* Énoncé *
D'après le texte sur la sécularisation, pendant quelle période la sécularisation s'est-elle accélérée comme jamais auparavant ?

═════ Extrait du texte ═════

07 février 2011

Séculier, sécularisation, sécularisme
« En de nombreuses occasions, j'ai parlé des générations : la mienne, celle qui m'a précédé, les générations futures. C'est pour moi le nœud crucial de la situation actuelle. Certes, le passage d'une génération à l'autre a toujours posé des problèmes d'adaptation, mais ce que nous vivons aujourd'hui est tout à fait particulier.
Le thème de la sécularisation devrait nous aider, là aussi, à mieux comprendre. Elle a connu une accélération sans précédent au cours des années 60. Pour les hommes de ma génération et plus encore pour ceux qui m'ont précédé, souvent nés et élevés dans un milieu chrétien, elle a constitué une découverte essentielle, la grande aventure de leur vie. Ils en sont donc arrivés à interpréter "l’ouverture au monde" souhaitée par le concile Vatican II comme une conversion à la sécularisation.

═════ Données fournies ═════

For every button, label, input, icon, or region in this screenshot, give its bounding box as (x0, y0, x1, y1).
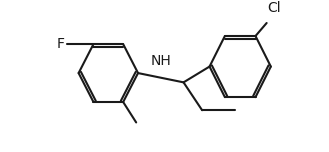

═════

* Corrigé *
Au cours des années 60.